(Saved entries)
------------------------------------------------
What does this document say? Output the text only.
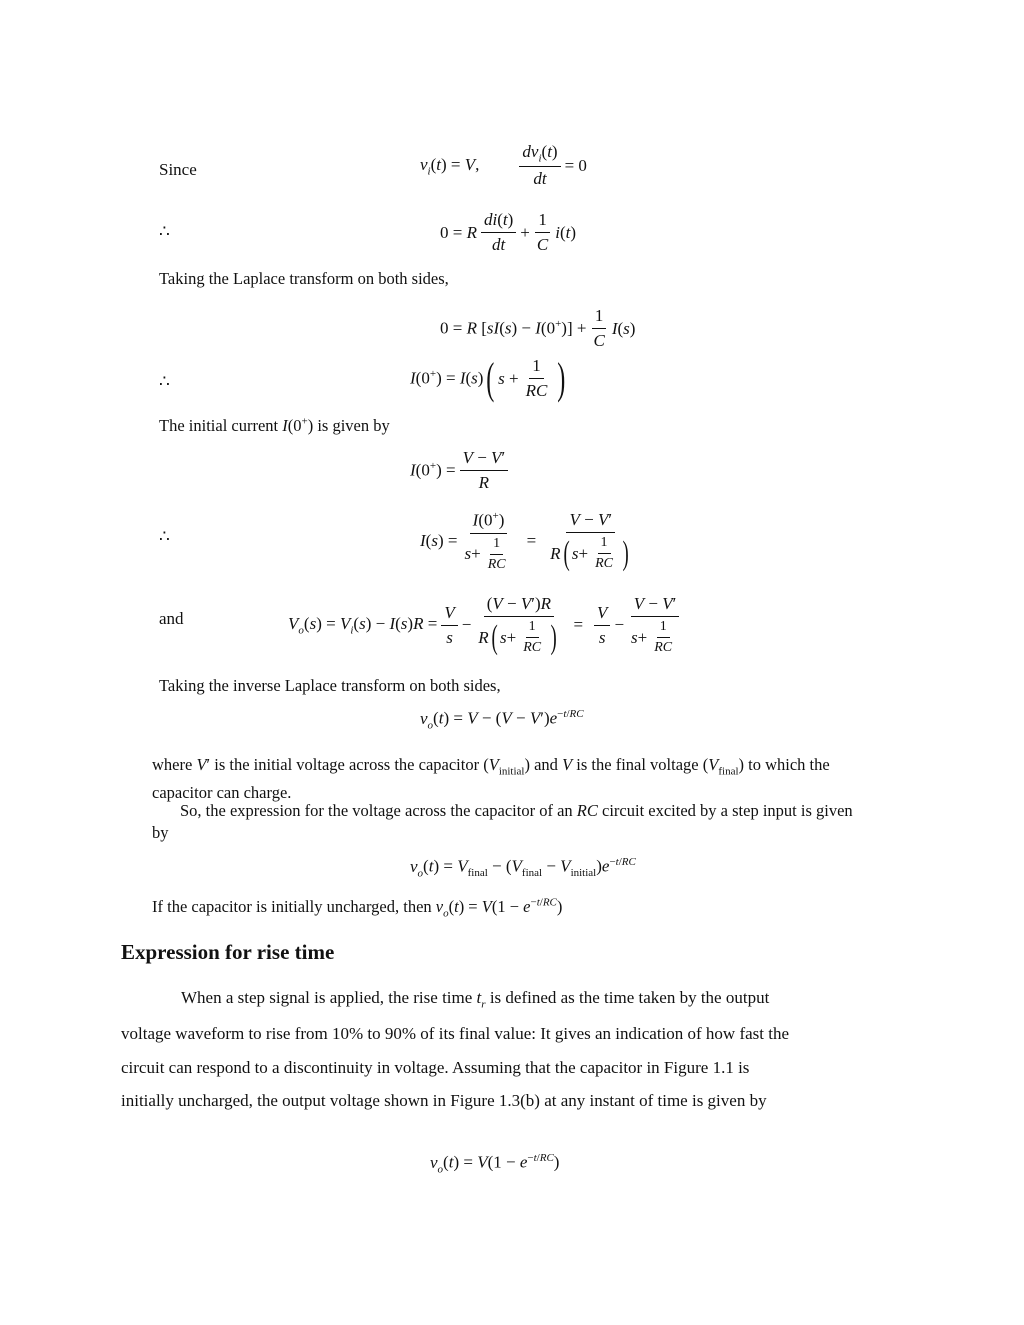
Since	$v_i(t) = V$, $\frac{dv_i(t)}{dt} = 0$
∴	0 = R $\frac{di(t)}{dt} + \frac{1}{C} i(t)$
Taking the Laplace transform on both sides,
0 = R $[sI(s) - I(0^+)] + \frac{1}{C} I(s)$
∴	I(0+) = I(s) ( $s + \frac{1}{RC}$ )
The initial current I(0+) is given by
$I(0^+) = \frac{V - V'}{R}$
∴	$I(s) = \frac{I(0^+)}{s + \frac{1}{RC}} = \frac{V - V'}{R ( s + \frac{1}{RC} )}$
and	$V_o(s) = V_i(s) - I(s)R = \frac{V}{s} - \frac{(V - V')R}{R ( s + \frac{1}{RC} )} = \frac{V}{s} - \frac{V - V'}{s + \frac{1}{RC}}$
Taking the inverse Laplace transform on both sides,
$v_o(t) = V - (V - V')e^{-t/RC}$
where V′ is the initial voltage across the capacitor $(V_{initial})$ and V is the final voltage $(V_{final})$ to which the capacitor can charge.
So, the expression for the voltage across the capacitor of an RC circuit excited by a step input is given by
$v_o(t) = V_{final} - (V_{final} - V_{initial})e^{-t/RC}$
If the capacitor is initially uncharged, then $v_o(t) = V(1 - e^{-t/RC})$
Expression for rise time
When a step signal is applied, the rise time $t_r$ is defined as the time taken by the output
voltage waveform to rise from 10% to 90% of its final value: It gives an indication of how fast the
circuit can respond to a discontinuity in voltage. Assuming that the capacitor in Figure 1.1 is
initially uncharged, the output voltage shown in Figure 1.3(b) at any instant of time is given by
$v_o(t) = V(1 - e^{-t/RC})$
------------------------------------------------
#### [What you will do]
Look above for lines with the word "Taking" and copy them all.

#### [Exercise result]
Taking the Laplace transform on both sides,
Taking the inverse Laplace transform on both sides,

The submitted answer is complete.